— start of INPUT FOR THIS TASK —

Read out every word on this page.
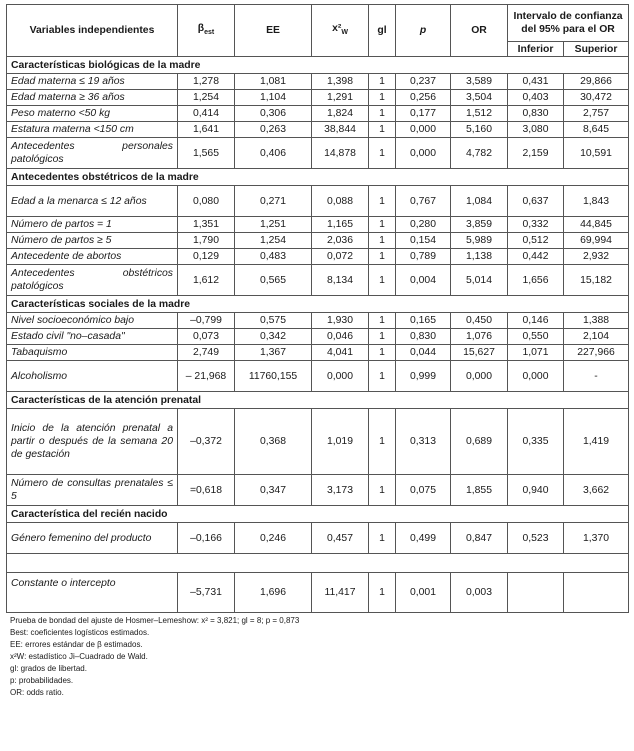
Variables independientes	$\beta_{est}$	EE	$x^2_W$	gl	p	OR	Intervalo de confianza del 95% para el OR	
							Inferior	Superior
Características biológicas de la madre								
Edad materna ≤ 19 años	1,278	1,081	1,398	1	0,237	3,589	0,431	29,866
Edad materna ≥ 36 años	1,254	1,104	1,291	1	0,256	3,504	0,403	30,472
Peso materno <50 kg	0,414	0,306	1,824	1	0,177	1,512	0,830	2,757
Estatura materna <150 cm	1,641	0,263	38,844	1	0,000	5,160	3,080	8,645
Antecedentes personales patológicos	1,565	0,406	14,878	1	0,000	4,782	2,159	10,591
Antecedentes obstétricos de la madre								
Edad a la menarca ≤ 12 años	0,080	0,271	0,088	1	0,767	1,084	0,637	1,843
Número de partos = 1	1,351	1,251	1,165	1	0,280	3,859	0,332	44,845
Número de partos ≥ 5	1,790	1,254	2,036	1	0,154	5,989	0,512	69,994
Antecedente de abortos	0,129	0,483	0,072	1	0,789	1,138	0,442	2,932
Antecedentes obstétricos patológicos	1,612	0,565	8,134	1	0,004	5,014	1,656	15,182
Características sociales de la madre								
Nivel socioeconómico bajo	–0,799	0,575	1,930	1	0,165	0,450	0,146	1,388
Estado civil "no–casada"	0,073	0,342	0,046	1	0,830	1,076	0,550	2,104
Tabaquismo	2,749	1,367	4,041	1	0,044	15,627	1,071	227,966
Alcoholismo	– 21,968	11760,155	0,000	1	0,999	0,000	0,000	-
Características de la atención prenatal								
Inicio de la atención prenatal a partir o después de la semana 20 de gestación	–0,372	0,368	1,019	1	0,313	0,689	0,335	1,419
Número de consultas prenatales ≤ 5	=0,618	0,347	3,173	1	0,075	1,855	0,940	3,662
Característica del recién nacido								
Género femenino del producto	–0,166	0,246	0,457	1	0,499	0,847	0,523	1,370

Constante o intercepto	–5,731	1,696	11,417	1	0,001	0,003		
Prueba de bondad del ajuste de Hosmer–Lemeshow: x² = 3,821; gl = 8; p = 0,873
Best: coeficientes logísticos estimados.
EE: errores estándar de β estimados.
x²W: estadístico Ji–Cuadrado de Wald.
gl: grados de libertad.
p: probabilidades.
OR: odds ratio.
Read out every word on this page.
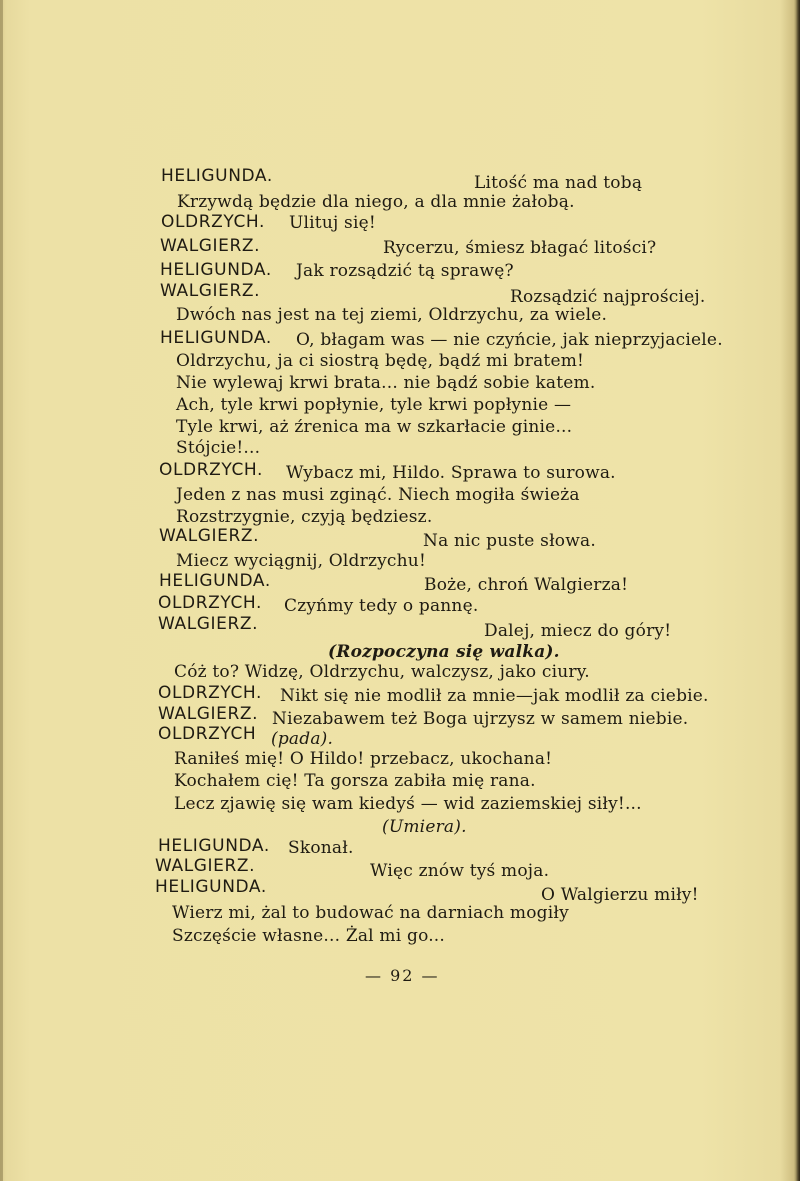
HELIGUNDA.	Litość ma nad tobą
Krzywdą będzie dla niego, a dla mnie żałobą.
OLDRZYCH. Ulituj się!
WALGIERZ.	Rycerzu, śmiesz błagać litości?
HELIGUNDA. Jak rozsądzić tą sprawę?
WALGIERZ.	Rozsądzić najprościej.
Dwóch nas jest na tej ziemi, Oldrzychu, za wiele.
HELIGUNDA. O, błagam was — nie czyńcie, jak nieprzyjaciele.
Oldrzychu, ja ci siostrą będę, bądź mi bratem!
Nie wylewaj krwi brata... nie bądź sobie katem.
Ach, tyle krwi popłynie, tyle krwi popłynie —
Tyle krwi, aż źrenica ma w szkarłacie ginie...
Stójcie!...
OLDRZYCH. Wybacz mi, Hildo. Sprawa to surowa.
Jeden z nas musi zginąć. Niech mogiła świeża
Rozstrzygnie, czyją będziesz.
WALGIERZ.	Na nic puste słowa.
Miecz wyciągnij, Oldrzychu!
HELIGUNDA.	Boże, chroń Walgierza!
OLDRZYCH. Czyńmy tedy o pannę.
WALGIERZ.	Dalej, miecz do góry!
(Rozpoczyna się walka).
Cóż to? Widzę, Oldrzychu, walczysz, jako ciury.
OLDRZYCH. Nikt się nie modlił za mnie—jak modlił za ciebie.
WALGIERZ. Niezabawem też Boga ujrzysz w samem niebie.
OLDRZYCH (pada).
Raniłeś mię! O Hildo! przebacz, ukochana!
Kochałem cię! Ta gorsza zabiła mię rana.
Lecz zjawię się wam kiedyś — wid zaziemskiej siły!...
(Umiera).
HELIGUNDA. Skonał.
WALGIERZ.	Więc znów tyś moja.
HELIGUNDA.	O Walgierzu miły!
Wierz mi, żal to budować na darniach mogiły
Szczęście własne... Żal mi go...
— 92 —
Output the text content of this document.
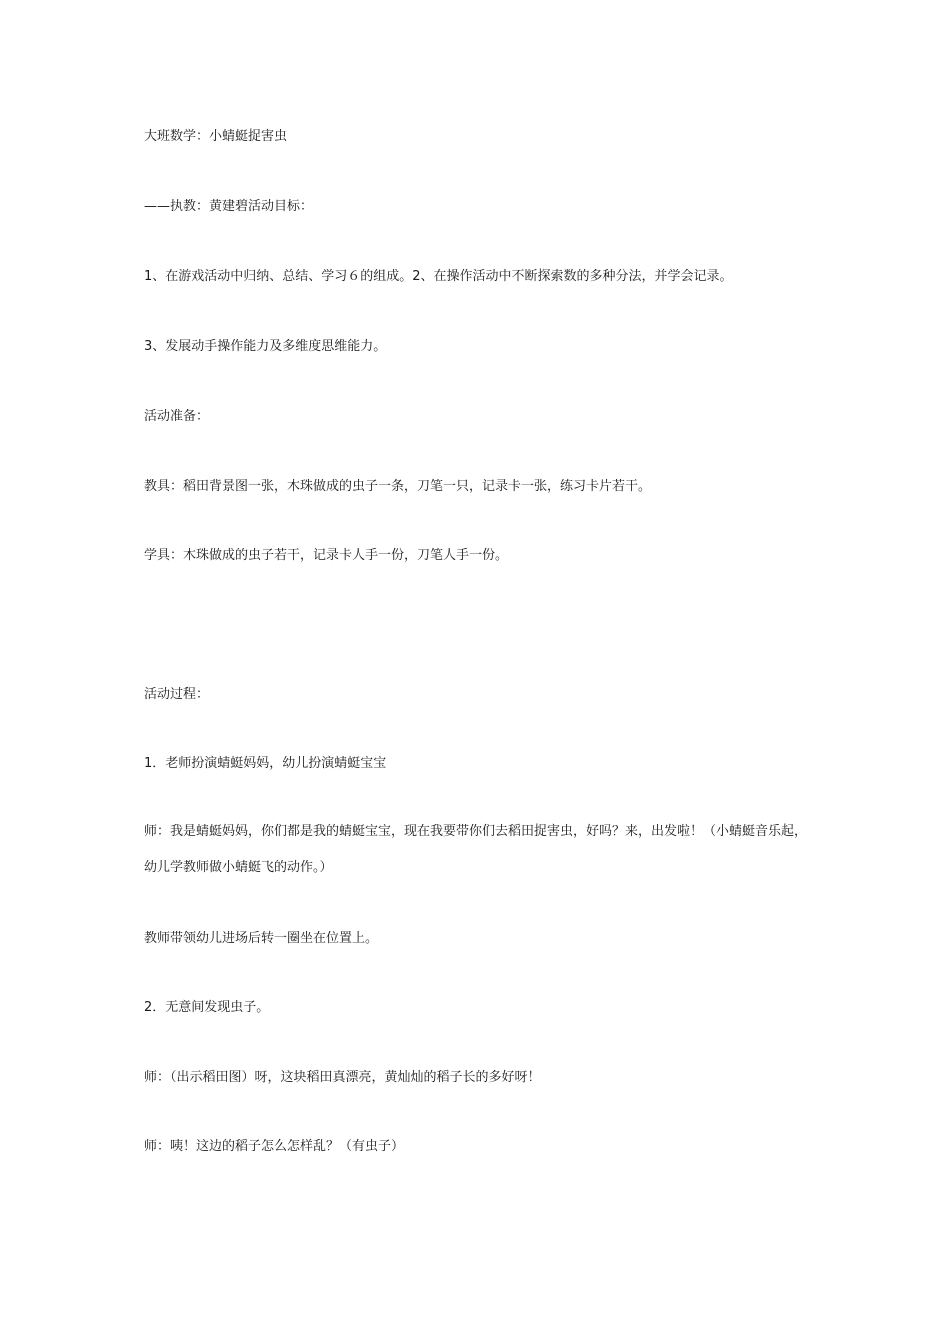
大班数学：小蜻蜓捉害虫
——执教：黄建碧活动目标：
1、在游戏活动中归纳、总结、学习６的组成。2、在操作活动中不断探索数的多种分法，并学会记录。
3、发展动手操作能力及多维度思维能力。
活动准备：
教具：稻田背景图一张，木珠做成的虫子一条，刀笔一只，记录卡一张，练习卡片若干。
学具：木珠做成的虫子若干，记录卡人手一份，刀笔人手一份。
活动过程：
1．老师扮演蜻蜓妈妈，幼儿扮演蜻蜓宝宝
师：我是蜻蜓妈妈，你们都是我的蜻蜓宝宝，现在我要带你们去稻田捉害虫，好吗？来，出发啦！（小蜻蜓音乐起，幼儿学教师做小蜻蜓飞的动作。）
教师带领幼儿进场后转一圈坐在位置上。
2．无意间发现虫子。
师：（出示稻田图）呀，这块稻田真漂亮，黄灿灿的稻子长的多好呀！
师：咦！这边的稻子怎么怎样乱？（有虫子）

— end of INPUT FOR THIS TASK —

= SET TASK =
From the listing, extract all text exactly as given and drop any picture.

= FINISHED EXERCISE =
Read out every word on this page.
Variables independientes	$\beta_{est}$	EE	$x^2_W$	gl	p	OR	Intervalo de confianza del 95% para el OR	
							Inferior	Superior
Características biológicas de la madre								
Edad materna ≤ 19 años	1,278	1,081	1,398	1	0,237	3,589	0,431	29,866
Edad materna ≥ 36 años	1,254	1,104	1,291	1	0,256	3,504	0,403	30,472
Peso materno <50 kg	0,414	0,306	1,824	1	0,177	1,512	0,830	2,757
Estatura materna <150 cm	1,641	0,263	38,844	1	0,000	5,160	3,080	8,645
Antecedentes personales patológicos	1,565	0,406	14,878	1	0,000	4,782	2,159	10,591
Antecedentes obstétricos de la madre								
Edad a la menarca ≤ 12 años	0,080	0,271	0,088	1	0,767	1,084	0,637	1,843
Número de partos = 1	1,351	1,251	1,165	1	0,280	3,859	0,332	44,845
Número de partos ≥ 5	1,790	1,254	2,036	1	0,154	5,989	0,512	69,994
Antecedente de abortos	0,129	0,483	0,072	1	0,789	1,138	0,442	2,932
Antecedentes obstétricos patológicos	1,612	0,565	8,134	1	0,004	5,014	1,656	15,182
Características sociales de la madre								
Nivel socioeconómico bajo	–0,799	0,575	1,930	1	0,165	0,450	0,146	1,388
Estado civil "no–casada"	0,073	0,342	0,046	1	0,830	1,076	0,550	2,104
Tabaquismo	2,749	1,367	4,041	1	0,044	15,627	1,071	227,966
Alcoholismo	– 21,968	11760,155	0,000	1	0,999	0,000	0,000	-
Características de la atención prenatal								
Inicio de la atención prenatal a partir o después de la semana 20 de gestación	–0,372	0,368	1,019	1	0,313	0,689	0,335	1,419
Número de consultas prenatales ≤ 5	=0,618	0,347	3,173	1	0,075	1,855	0,940	3,662
Característica del recién nacido								
Género femenino del producto	–0,166	0,246	0,457	1	0,499	0,847	0,523	1,370

Constante o intercepto	–5,731	1,696	11,417	1	0,001	0,003		
Prueba de bondad del ajuste de Hosmer–Lemeshow: x² = 3,821; gl = 8; p = 0,873
Best: coeficientes logísticos estimados.
EE: errores estándar de β estimados.
x²W: estadístico Ji–Cuadrado de Wald.
gl: grados de libertad.
p: probabilidades.
OR: odds ratio.
Read out every word on this page.
HELIGUNDA.	Litość ma nad tobą
Krzywdą będzie dla niego, a dla mnie żałobą.
OLDRZYCH. Ulituj się!
WALGIERZ.	Rycerzu, śmiesz błagać litości?
HELIGUNDA. Jak rozsądzić tą sprawę?
WALGIERZ.	Rozsądzić najprościej.
Dwóch nas jest na tej ziemi, Oldrzychu, za wiele.
HELIGUNDA. O, błagam was — nie czyńcie, jak nieprzyjaciele.
Oldrzychu, ja ci siostrą będę, bądź mi bratem!
Nie wylewaj krwi brata... nie bądź sobie katem.
Ach, tyle krwi popłynie, tyle krwi popłynie —
Tyle krwi, aż źrenica ma w szkarłacie ginie...
Stójcie!...
OLDRZYCH. Wybacz mi, Hildo. Sprawa to surowa.
Jeden z nas musi zginąć. Niech mogiła świeża
Rozstrzygnie, czyją będziesz.
WALGIERZ.	Na nic puste słowa.
Miecz wyciągnij, Oldrzychu!
HELIGUNDA.	Boże, chroń Walgierza!
OLDRZYCH. Czyńmy tedy o pannę.
WALGIERZ.	Dalej, miecz do góry!
(Rozpoczyna się walka).
Cóż to? Widzę, Oldrzychu, walczysz, jako ciury.
OLDRZYCH. Nikt się nie modlił za mnie—jak modlił za ciebie.
WALGIERZ. Niezabawem też Boga ujrzysz w samem niebie.
OLDRZYCH (pada).
Raniłeś mię! O Hildo! przebacz, ukochana!
Kochałem cię! Ta gorsza zabiła mię rana.
Lecz zjawię się wam kiedyś — wid zaziemskiej siły!...
(Umiera).
HELIGUNDA. Skonał.
WALGIERZ.	Więc znów tyś moja.
HELIGUNDA.	O Walgierzu miły!
Wierz mi, żal to budować na darniach mogiły
Szczęście własne... Żal mi go...
— 92 —
Output the text content of this document.
大班数学：小蜻蜓捉害虫
——执教：黄建碧活动目标：
1、在游戏活动中归纳、总结、学习６的组成。2、在操作活动中不断探索数的多种分法，并学会记录。
3、发展动手操作能力及多维度思维能力。
活动准备：
教具：稻田背景图一张，木珠做成的虫子一条，刀笔一只，记录卡一张，练习卡片若干。
学具：木珠做成的虫子若干，记录卡人手一份，刀笔人手一份。
活动过程：
1．老师扮演蜻蜓妈妈，幼儿扮演蜻蜓宝宝
师：我是蜻蜓妈妈，你们都是我的蜻蜓宝宝，现在我要带你们去稻田捉害虫，好吗？来，出发啦！（小蜻蜓音乐起，幼儿学教师做小蜻蜓飞的动作。）
教师带领幼儿进场后转一圈坐在位置上。
2．无意间发现虫子。
师：（出示稻田图）呀，这块稻田真漂亮，黄灿灿的稻子长的多好呀！
师：咦！这边的稻子怎么怎样乱？（有虫子）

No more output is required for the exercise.